+++ RECORDS SHOWN +++
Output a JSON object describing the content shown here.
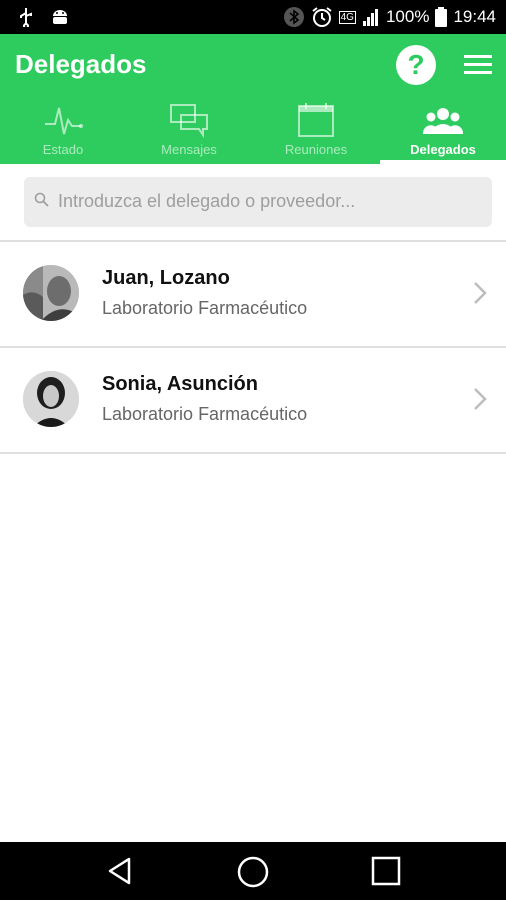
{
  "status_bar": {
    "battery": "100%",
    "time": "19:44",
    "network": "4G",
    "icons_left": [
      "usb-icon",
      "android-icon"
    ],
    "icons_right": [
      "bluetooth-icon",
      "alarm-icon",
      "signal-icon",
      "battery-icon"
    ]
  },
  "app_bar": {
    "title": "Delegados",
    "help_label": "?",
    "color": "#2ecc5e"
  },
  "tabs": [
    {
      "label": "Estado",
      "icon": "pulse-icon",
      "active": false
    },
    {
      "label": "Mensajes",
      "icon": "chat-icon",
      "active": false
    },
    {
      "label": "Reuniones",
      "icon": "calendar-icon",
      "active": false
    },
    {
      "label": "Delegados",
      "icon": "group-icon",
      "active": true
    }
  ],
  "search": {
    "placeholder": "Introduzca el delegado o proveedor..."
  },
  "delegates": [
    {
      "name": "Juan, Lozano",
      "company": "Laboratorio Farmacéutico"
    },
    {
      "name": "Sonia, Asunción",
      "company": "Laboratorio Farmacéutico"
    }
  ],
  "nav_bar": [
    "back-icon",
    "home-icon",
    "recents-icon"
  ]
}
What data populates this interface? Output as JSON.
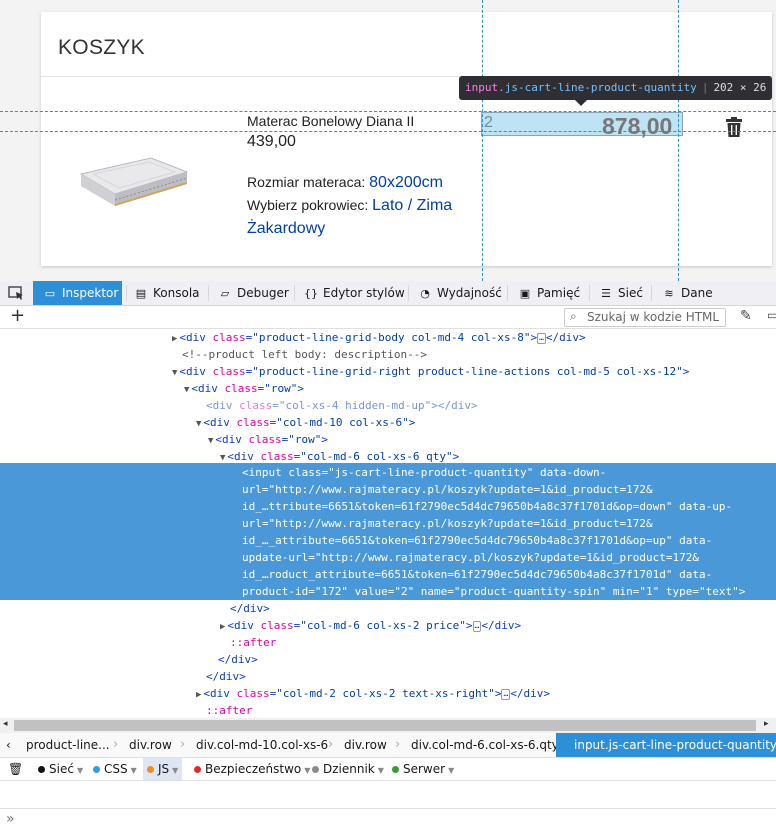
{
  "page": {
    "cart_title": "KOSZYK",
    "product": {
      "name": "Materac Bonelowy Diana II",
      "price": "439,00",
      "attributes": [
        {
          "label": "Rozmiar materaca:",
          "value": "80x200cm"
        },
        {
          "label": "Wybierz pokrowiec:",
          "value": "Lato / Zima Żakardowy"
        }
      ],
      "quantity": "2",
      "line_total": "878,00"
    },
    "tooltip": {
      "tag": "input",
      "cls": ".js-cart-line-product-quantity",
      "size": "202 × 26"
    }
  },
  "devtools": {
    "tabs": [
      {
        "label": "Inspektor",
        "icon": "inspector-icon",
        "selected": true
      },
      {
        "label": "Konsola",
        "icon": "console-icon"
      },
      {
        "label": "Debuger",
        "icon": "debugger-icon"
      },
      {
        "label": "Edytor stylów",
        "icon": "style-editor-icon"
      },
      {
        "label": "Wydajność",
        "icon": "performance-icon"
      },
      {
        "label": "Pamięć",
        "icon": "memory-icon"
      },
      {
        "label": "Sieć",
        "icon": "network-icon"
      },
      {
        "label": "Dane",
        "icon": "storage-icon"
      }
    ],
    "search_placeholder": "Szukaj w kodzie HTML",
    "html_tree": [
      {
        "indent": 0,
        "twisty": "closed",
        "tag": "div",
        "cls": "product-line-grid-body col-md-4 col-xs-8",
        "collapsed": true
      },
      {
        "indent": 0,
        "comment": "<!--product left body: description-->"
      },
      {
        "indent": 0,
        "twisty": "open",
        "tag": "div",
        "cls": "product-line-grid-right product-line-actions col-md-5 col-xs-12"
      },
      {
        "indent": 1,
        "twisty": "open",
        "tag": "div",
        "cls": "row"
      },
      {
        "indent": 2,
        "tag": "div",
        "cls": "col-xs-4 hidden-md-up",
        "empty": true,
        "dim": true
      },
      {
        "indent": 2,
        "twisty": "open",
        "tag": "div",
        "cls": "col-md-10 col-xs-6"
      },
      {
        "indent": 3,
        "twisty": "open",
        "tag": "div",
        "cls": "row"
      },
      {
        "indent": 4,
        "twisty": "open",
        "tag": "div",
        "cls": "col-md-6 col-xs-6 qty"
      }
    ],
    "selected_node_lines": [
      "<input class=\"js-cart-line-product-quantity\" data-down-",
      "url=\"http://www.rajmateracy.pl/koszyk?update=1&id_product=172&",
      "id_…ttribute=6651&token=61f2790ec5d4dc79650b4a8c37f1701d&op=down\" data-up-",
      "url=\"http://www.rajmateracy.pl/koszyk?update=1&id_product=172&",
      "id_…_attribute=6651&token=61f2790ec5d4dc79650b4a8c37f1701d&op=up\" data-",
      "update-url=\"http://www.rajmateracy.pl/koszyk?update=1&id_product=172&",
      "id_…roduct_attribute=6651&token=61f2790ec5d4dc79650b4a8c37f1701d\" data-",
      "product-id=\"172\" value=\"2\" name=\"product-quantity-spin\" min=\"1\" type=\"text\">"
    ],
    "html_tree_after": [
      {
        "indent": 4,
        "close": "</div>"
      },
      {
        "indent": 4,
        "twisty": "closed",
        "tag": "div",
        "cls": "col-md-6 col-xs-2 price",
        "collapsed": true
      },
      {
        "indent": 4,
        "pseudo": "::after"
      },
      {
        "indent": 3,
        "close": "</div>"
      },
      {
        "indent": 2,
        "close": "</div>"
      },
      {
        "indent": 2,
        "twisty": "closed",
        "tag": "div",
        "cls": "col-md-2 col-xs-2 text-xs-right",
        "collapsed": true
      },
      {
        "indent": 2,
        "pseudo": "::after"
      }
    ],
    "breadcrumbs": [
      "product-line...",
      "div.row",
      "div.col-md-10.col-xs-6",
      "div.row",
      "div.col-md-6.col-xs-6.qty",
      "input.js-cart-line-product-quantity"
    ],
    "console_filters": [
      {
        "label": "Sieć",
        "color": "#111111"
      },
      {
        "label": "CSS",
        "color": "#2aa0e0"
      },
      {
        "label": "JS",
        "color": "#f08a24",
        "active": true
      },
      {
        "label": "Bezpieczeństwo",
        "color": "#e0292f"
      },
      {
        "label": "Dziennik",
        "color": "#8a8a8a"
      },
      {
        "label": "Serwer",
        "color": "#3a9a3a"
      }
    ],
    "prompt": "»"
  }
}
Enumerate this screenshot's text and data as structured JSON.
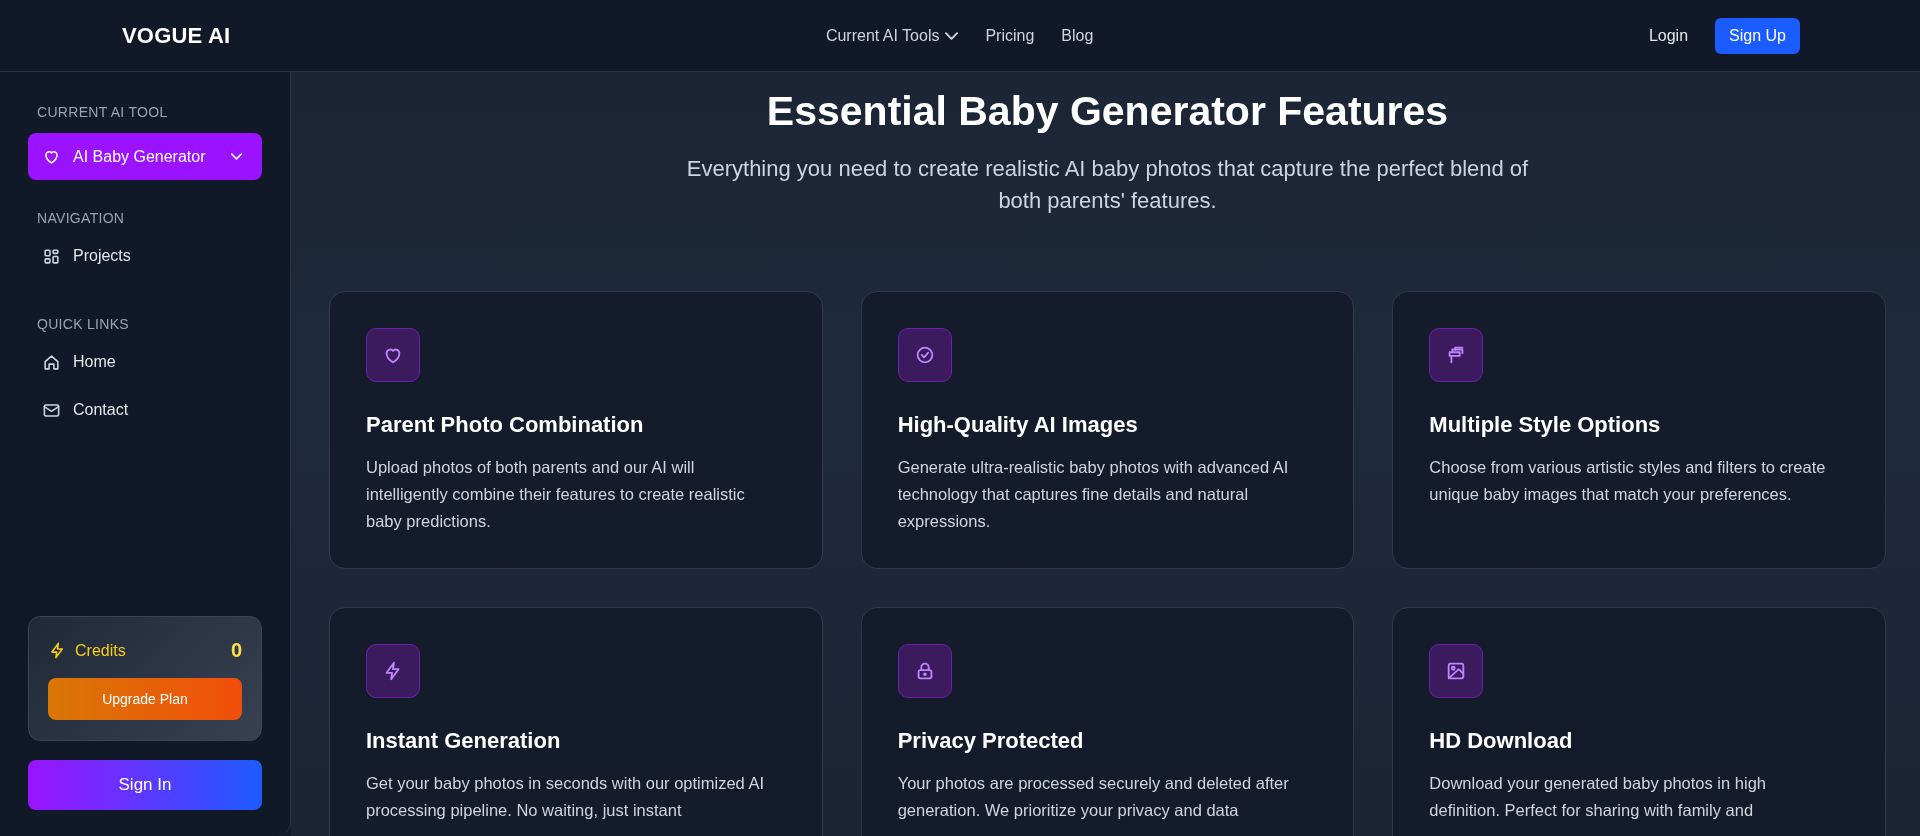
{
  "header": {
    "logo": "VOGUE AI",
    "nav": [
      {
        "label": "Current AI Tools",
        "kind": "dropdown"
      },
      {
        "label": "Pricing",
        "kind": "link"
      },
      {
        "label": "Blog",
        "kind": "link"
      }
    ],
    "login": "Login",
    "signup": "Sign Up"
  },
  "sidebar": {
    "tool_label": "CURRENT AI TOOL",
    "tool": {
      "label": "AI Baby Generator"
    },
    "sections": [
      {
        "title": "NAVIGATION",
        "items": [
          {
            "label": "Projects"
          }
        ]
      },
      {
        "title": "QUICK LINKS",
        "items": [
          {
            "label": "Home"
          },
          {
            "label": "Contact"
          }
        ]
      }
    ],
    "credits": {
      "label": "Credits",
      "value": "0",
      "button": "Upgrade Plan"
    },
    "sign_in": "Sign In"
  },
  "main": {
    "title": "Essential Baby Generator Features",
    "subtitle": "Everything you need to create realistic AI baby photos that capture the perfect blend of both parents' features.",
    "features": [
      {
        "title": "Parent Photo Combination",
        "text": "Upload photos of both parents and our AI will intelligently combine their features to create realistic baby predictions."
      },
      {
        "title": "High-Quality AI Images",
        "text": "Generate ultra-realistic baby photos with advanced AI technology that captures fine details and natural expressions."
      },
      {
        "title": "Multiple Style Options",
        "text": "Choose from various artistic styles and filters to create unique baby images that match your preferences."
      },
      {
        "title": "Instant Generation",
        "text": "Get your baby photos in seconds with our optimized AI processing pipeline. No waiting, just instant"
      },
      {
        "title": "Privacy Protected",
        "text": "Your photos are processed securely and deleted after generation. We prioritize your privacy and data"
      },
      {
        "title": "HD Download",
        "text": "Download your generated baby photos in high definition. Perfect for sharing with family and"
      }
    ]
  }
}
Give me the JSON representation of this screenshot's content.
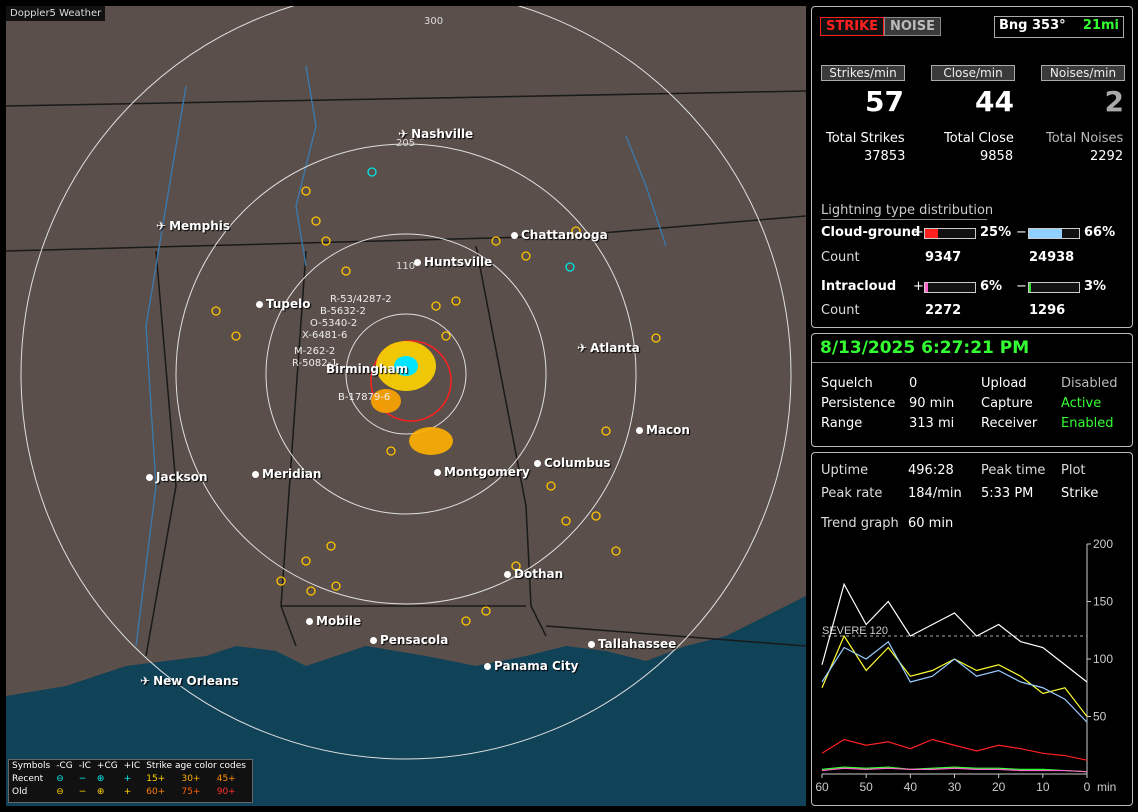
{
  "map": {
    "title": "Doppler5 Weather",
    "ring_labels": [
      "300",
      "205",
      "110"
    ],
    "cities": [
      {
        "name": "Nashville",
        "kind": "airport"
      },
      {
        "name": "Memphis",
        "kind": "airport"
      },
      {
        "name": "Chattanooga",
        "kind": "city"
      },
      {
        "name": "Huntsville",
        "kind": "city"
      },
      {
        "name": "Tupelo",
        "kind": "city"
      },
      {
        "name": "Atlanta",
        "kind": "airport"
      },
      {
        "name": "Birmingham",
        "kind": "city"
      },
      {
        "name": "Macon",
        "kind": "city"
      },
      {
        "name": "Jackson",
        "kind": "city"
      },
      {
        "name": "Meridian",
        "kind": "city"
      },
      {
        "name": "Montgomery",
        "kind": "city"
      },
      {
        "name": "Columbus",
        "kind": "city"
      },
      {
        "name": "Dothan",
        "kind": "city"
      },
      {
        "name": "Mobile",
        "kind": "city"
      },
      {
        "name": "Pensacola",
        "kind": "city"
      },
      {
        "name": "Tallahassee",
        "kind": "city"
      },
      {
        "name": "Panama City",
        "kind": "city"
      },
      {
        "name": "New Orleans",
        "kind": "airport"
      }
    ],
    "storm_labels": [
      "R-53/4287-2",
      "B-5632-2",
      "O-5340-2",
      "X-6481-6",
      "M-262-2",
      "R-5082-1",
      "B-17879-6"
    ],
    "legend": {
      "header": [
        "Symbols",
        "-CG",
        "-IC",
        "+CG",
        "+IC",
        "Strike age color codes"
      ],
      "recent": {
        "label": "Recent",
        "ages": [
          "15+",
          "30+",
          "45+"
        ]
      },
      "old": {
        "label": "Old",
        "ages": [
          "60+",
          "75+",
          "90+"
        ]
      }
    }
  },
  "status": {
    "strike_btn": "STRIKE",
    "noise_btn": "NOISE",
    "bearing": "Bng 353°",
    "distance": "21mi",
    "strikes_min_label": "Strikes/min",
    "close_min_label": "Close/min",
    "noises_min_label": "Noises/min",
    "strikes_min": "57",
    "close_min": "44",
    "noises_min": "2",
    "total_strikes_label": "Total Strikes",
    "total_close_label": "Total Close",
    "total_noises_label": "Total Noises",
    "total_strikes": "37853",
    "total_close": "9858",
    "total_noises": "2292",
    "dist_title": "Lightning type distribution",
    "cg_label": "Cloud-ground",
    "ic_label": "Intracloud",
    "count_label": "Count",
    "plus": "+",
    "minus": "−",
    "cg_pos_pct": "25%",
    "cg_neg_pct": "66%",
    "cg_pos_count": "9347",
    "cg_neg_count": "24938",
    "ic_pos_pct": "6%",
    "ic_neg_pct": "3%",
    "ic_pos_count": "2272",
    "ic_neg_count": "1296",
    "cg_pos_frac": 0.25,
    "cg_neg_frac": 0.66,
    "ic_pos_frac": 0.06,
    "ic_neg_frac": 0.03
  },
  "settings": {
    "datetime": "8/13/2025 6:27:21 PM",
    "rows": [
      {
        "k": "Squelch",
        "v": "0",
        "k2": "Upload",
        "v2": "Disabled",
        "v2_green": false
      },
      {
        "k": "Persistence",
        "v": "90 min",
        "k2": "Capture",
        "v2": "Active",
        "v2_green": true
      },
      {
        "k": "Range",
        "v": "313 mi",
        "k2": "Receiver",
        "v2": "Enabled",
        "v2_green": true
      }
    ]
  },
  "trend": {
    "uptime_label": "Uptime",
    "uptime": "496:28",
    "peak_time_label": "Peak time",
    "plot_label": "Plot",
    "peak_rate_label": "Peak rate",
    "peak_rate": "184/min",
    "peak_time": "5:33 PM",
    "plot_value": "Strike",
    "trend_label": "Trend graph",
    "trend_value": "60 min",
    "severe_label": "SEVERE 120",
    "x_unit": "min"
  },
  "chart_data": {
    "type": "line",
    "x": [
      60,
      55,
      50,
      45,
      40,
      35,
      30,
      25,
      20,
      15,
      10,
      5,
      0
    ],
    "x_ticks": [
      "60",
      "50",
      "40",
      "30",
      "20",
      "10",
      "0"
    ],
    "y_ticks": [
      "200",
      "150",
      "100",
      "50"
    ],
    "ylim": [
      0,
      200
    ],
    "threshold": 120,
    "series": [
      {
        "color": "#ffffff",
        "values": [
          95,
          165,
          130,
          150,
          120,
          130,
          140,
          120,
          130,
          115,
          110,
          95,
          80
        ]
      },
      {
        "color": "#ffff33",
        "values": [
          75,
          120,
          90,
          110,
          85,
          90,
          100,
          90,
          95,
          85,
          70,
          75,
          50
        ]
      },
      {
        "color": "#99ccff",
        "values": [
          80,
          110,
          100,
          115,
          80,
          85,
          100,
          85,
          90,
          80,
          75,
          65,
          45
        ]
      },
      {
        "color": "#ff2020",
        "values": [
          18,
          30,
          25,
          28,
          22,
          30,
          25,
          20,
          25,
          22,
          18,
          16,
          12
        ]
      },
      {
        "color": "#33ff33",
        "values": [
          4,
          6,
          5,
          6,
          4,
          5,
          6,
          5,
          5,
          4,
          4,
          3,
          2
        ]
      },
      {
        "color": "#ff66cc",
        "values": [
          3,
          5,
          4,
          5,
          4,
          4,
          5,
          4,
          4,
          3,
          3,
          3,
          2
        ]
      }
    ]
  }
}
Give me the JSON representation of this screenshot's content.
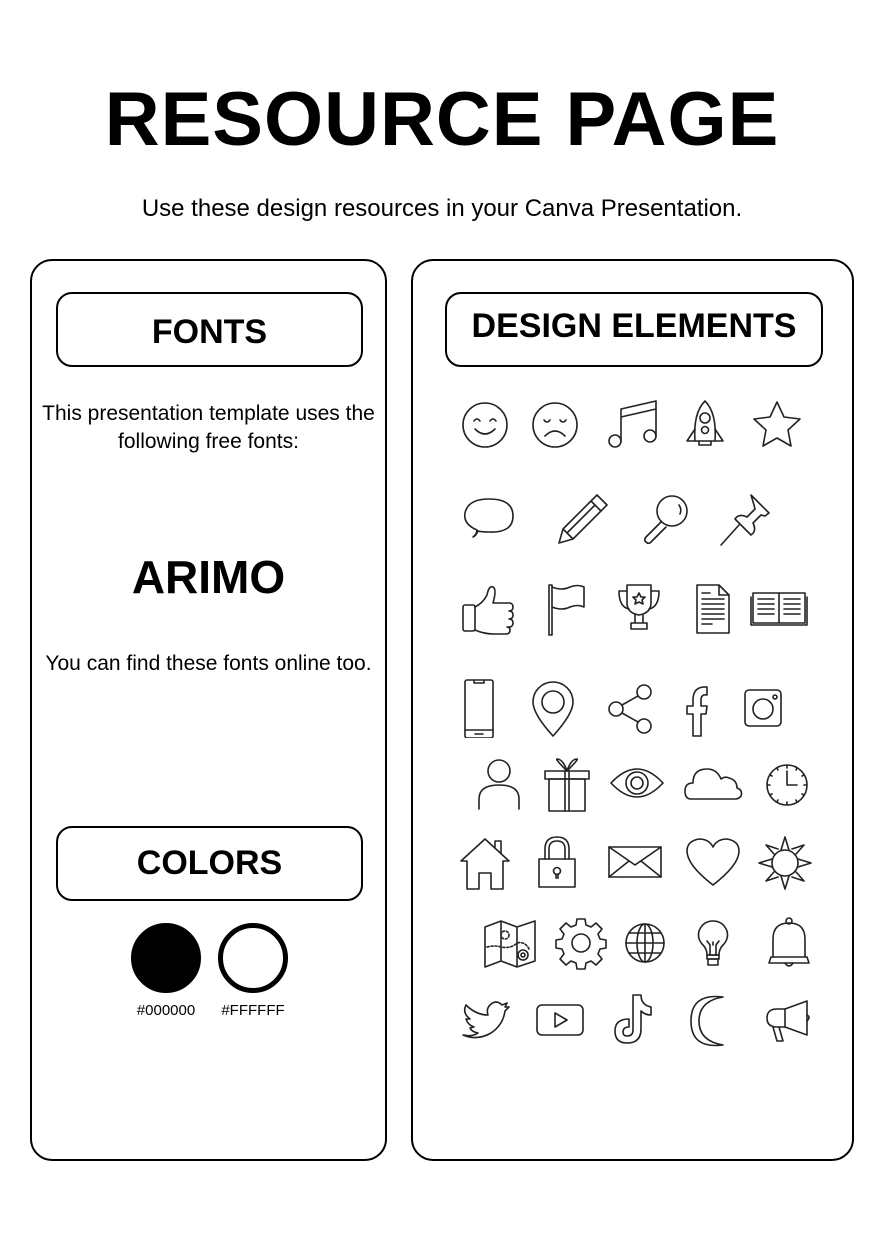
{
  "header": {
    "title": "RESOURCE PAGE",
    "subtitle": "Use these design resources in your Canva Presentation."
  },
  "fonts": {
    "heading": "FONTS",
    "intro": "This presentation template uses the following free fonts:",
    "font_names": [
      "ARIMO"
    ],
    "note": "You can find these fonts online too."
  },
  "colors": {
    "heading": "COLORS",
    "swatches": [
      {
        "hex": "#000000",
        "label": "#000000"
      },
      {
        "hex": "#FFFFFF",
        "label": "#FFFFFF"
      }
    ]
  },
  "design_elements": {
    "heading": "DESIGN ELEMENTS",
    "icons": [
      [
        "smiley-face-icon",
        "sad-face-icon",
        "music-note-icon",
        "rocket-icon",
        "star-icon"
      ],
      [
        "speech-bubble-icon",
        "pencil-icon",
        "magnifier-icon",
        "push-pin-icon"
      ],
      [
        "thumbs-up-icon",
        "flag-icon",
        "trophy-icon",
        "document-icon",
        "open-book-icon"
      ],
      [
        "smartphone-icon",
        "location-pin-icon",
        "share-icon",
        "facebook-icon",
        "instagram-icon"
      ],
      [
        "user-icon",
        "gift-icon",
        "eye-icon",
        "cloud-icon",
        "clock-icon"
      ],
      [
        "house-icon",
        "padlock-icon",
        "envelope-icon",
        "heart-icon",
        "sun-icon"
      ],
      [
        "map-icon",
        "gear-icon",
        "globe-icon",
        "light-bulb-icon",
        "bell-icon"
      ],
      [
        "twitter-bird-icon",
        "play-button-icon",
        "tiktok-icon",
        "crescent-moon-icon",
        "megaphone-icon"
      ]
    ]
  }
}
+++
▸ **TASK STATEMENT**: Pick every line with "Output" in it and copy it.

▸ **CORRECT RESULT**:
Output a JSON object describing the content shown here.
What data populates this interface? Output as JSON.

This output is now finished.